Given exercise | Show every line where "Blueship" occurs.

○ ○ ○ ○

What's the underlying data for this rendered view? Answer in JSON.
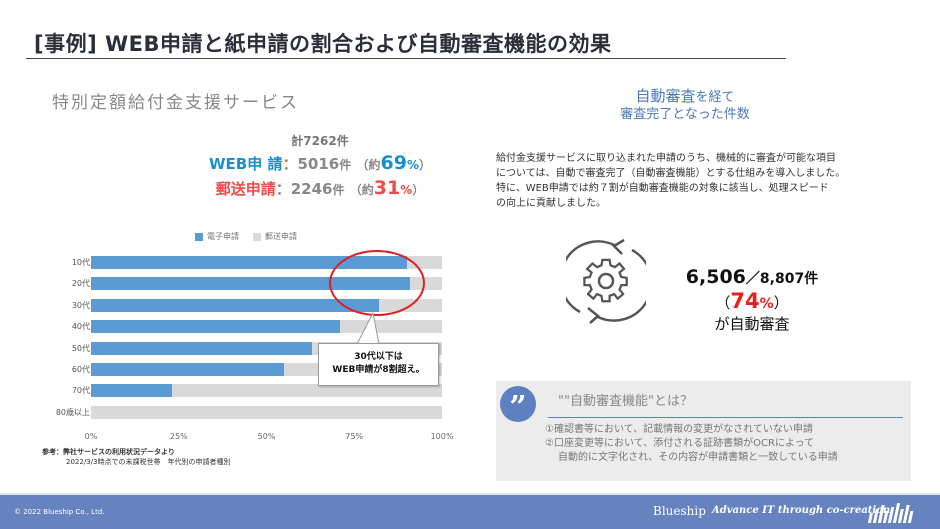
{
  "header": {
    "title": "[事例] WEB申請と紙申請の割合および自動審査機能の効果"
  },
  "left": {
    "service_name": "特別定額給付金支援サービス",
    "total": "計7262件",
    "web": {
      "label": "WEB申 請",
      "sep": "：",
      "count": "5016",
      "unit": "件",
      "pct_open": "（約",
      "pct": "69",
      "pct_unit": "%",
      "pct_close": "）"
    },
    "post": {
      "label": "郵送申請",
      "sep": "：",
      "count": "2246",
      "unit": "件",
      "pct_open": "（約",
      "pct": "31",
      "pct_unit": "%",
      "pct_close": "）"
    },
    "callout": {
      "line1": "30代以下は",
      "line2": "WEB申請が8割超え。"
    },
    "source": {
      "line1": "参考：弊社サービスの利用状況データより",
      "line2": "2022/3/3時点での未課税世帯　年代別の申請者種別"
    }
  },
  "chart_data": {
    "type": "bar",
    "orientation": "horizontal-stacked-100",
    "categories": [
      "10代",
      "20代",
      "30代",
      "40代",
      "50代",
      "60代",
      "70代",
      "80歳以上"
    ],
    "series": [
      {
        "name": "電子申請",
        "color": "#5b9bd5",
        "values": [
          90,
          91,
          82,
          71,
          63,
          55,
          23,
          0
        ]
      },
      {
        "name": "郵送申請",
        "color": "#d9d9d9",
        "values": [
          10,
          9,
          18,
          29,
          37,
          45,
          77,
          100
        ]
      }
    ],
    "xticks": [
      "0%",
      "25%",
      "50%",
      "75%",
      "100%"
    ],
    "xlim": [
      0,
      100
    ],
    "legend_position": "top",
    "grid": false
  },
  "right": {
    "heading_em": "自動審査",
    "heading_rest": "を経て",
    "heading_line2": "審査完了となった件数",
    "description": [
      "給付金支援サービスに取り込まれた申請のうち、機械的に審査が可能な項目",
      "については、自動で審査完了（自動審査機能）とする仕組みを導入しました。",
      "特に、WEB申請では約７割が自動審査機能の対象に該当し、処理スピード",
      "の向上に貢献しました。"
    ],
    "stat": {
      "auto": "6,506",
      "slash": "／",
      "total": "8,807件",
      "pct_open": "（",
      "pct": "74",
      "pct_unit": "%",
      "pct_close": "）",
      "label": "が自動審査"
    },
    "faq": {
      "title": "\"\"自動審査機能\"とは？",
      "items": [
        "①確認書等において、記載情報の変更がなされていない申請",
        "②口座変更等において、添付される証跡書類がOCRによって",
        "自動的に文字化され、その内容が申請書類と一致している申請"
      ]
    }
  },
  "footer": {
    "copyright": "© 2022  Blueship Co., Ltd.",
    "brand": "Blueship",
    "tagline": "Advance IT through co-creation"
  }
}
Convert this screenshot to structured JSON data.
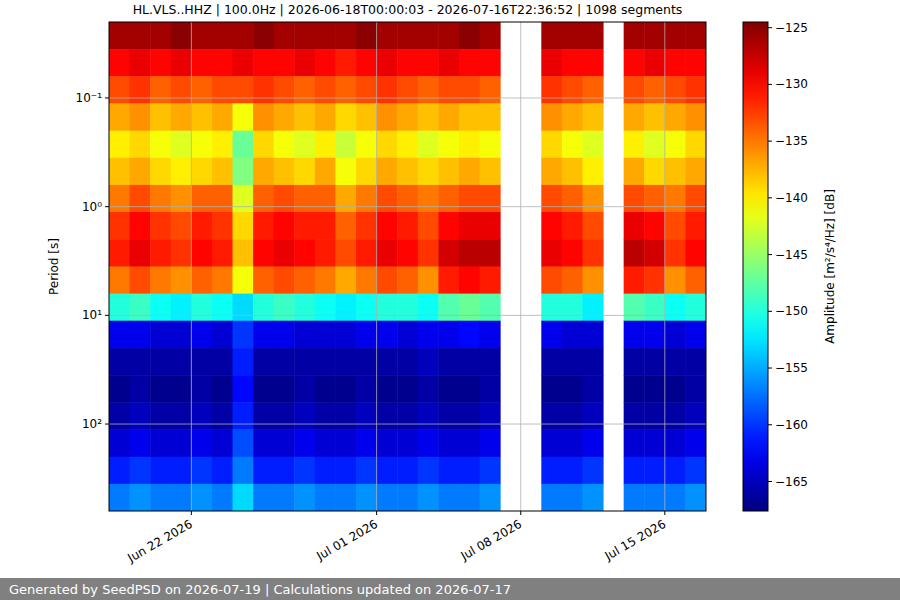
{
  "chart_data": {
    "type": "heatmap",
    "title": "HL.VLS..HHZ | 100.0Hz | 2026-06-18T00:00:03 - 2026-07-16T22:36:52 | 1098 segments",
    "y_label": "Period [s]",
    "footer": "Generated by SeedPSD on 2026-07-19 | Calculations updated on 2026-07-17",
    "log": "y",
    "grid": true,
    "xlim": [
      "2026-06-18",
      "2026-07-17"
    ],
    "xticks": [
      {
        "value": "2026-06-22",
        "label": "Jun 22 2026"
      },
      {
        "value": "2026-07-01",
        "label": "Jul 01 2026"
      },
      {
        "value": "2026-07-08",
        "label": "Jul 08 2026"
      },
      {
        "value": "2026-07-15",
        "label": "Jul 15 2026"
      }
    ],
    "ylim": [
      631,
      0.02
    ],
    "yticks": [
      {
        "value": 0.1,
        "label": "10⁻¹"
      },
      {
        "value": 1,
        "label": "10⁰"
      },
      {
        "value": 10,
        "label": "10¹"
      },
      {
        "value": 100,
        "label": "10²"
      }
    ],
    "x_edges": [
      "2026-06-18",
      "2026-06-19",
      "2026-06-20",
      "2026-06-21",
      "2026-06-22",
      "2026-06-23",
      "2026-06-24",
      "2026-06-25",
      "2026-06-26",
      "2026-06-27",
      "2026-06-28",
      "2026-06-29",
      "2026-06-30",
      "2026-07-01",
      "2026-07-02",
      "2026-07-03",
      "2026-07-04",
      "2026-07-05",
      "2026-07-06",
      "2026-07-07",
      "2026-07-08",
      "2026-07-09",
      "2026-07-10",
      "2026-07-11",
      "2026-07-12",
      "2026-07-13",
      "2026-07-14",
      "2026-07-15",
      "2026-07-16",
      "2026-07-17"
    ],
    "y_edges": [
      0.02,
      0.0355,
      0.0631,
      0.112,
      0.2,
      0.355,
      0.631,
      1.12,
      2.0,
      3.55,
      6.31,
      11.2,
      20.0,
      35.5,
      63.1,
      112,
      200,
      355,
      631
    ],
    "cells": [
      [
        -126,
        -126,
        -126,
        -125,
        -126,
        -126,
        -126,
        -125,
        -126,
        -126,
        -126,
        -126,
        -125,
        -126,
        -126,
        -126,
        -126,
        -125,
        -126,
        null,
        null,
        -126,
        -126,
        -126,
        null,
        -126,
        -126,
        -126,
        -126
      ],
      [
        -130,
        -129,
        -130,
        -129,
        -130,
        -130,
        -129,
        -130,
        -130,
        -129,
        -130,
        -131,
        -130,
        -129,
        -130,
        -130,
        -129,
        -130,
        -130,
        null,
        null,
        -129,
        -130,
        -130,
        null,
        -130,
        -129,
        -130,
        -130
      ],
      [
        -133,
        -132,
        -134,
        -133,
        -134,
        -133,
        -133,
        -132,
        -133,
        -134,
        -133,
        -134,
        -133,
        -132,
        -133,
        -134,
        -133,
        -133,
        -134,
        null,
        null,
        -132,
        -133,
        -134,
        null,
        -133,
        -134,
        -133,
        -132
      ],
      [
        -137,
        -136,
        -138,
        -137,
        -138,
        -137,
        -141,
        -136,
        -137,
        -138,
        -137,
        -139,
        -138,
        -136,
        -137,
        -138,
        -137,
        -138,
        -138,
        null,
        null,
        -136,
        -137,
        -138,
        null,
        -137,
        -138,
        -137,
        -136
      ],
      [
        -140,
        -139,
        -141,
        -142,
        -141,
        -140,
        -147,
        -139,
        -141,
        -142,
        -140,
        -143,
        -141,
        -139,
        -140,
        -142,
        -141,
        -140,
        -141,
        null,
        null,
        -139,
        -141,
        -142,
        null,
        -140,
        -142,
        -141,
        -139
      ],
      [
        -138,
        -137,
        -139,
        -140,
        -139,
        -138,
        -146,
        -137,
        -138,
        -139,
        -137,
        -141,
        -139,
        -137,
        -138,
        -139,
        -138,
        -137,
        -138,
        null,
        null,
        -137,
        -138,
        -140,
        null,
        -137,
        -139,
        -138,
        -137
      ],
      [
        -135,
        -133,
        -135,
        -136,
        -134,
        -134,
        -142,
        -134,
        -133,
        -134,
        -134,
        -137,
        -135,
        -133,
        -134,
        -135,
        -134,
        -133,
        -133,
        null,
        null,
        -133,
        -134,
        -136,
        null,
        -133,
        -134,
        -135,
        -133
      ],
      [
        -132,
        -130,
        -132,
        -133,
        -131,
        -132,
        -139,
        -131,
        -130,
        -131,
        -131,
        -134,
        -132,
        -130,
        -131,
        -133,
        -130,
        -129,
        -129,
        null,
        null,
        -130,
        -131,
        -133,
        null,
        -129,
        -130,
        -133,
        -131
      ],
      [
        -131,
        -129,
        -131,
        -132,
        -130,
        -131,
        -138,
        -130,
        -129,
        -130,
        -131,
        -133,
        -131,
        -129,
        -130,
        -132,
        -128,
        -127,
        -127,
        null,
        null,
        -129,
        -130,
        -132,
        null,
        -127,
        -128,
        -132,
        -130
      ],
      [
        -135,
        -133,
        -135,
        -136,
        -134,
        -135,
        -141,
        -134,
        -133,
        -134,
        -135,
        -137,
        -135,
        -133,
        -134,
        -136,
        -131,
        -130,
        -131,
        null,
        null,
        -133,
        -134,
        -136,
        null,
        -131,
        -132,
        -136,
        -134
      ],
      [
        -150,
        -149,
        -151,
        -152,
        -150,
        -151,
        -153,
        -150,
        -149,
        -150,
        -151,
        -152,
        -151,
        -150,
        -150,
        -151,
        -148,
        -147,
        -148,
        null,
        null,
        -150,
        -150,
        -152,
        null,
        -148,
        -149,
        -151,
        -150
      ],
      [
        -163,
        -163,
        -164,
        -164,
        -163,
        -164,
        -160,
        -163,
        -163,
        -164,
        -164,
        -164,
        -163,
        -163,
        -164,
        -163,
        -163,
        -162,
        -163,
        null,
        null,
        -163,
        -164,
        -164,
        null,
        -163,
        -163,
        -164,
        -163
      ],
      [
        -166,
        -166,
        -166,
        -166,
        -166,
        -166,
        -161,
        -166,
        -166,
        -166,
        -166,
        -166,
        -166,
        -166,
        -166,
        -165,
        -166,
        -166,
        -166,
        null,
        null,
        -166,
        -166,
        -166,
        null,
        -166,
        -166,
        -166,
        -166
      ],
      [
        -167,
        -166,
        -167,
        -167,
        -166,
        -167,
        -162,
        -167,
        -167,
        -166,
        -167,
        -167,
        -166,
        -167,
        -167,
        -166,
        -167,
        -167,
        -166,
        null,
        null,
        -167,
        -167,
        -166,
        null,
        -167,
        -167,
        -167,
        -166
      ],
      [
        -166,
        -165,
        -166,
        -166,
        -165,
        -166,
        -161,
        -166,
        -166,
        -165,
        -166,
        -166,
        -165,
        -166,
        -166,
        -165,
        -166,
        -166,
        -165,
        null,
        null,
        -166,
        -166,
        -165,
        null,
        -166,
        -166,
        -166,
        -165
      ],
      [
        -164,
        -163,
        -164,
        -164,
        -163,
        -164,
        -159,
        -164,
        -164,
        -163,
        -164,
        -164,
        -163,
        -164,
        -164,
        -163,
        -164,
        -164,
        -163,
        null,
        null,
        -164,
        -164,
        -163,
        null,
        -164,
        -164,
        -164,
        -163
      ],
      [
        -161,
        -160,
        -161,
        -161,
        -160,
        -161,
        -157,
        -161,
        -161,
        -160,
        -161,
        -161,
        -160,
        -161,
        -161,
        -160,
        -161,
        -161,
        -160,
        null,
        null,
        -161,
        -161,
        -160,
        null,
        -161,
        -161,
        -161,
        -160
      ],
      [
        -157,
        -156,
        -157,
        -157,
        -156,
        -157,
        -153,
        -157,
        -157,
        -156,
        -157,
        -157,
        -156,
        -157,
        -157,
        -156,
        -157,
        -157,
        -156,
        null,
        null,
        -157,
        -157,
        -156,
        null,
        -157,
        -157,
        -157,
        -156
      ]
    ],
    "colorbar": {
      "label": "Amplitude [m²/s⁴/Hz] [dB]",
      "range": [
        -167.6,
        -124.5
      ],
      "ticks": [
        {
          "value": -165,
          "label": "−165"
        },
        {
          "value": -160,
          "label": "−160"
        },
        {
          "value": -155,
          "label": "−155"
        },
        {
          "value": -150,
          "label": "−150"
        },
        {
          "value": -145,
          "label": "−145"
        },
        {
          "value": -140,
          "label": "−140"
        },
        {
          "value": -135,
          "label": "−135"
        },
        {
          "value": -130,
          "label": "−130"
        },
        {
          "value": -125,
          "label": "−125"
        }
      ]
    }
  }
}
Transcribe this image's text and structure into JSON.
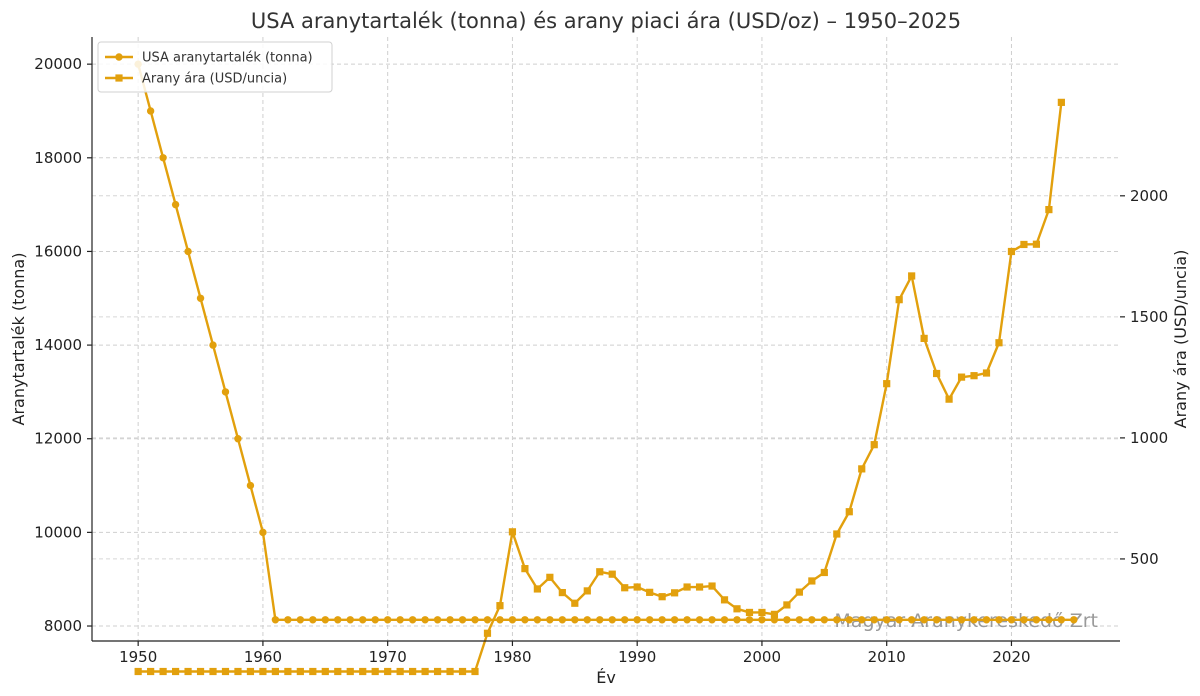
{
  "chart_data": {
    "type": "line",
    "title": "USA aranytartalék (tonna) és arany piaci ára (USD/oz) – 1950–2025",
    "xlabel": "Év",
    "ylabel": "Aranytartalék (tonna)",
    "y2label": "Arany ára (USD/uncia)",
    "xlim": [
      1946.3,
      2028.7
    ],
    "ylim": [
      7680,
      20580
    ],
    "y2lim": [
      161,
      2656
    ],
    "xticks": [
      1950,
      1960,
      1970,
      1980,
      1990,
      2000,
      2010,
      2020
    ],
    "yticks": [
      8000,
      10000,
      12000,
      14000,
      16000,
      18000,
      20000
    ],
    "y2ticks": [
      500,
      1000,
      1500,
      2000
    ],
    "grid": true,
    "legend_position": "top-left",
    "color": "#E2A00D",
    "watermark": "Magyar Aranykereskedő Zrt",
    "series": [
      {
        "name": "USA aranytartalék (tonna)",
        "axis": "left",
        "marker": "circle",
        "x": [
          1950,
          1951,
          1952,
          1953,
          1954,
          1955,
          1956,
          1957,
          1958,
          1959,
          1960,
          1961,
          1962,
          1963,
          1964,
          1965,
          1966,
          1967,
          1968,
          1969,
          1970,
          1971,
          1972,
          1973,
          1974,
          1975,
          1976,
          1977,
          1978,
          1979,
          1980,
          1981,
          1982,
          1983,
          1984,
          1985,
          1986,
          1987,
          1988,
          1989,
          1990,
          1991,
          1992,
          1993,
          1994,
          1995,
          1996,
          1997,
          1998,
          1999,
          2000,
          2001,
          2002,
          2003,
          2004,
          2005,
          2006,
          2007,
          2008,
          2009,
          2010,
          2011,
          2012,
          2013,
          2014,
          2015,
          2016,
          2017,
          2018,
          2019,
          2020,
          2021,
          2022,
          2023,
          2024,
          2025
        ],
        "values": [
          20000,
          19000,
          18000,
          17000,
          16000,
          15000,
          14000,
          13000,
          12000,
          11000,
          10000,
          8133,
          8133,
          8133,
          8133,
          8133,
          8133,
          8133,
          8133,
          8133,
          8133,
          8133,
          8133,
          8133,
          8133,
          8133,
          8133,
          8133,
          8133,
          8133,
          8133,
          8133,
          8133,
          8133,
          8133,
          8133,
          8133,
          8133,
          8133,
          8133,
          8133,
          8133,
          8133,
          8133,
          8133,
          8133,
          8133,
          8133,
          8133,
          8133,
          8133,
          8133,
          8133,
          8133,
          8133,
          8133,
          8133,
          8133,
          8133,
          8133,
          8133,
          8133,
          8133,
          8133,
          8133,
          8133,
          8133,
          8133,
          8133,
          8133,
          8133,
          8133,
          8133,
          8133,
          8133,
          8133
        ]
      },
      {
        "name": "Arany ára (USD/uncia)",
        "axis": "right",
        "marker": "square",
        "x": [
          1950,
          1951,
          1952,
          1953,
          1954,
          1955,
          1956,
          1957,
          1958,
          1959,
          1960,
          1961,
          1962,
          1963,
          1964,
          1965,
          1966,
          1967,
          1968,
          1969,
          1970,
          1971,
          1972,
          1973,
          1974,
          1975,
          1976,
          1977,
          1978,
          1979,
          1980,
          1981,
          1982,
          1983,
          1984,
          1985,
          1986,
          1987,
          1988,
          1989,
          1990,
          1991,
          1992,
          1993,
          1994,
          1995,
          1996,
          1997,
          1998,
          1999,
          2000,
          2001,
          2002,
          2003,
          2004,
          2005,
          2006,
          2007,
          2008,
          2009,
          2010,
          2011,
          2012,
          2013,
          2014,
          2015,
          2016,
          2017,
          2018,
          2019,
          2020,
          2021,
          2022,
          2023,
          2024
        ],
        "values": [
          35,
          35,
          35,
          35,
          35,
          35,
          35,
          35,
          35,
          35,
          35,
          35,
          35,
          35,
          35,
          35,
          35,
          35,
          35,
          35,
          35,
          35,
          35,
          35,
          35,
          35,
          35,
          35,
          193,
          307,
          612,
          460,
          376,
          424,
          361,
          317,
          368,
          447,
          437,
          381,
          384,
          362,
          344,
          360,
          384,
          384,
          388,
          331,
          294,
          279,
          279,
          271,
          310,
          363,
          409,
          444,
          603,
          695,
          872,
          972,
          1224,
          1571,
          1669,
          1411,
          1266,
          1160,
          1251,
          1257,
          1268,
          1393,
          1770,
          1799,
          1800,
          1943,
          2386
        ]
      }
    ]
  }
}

○ ○ ○ ○

Result of this exercise |
    "copyright": "© 2022  Blueship Co., Ltd.",
    "brand": "Blueship",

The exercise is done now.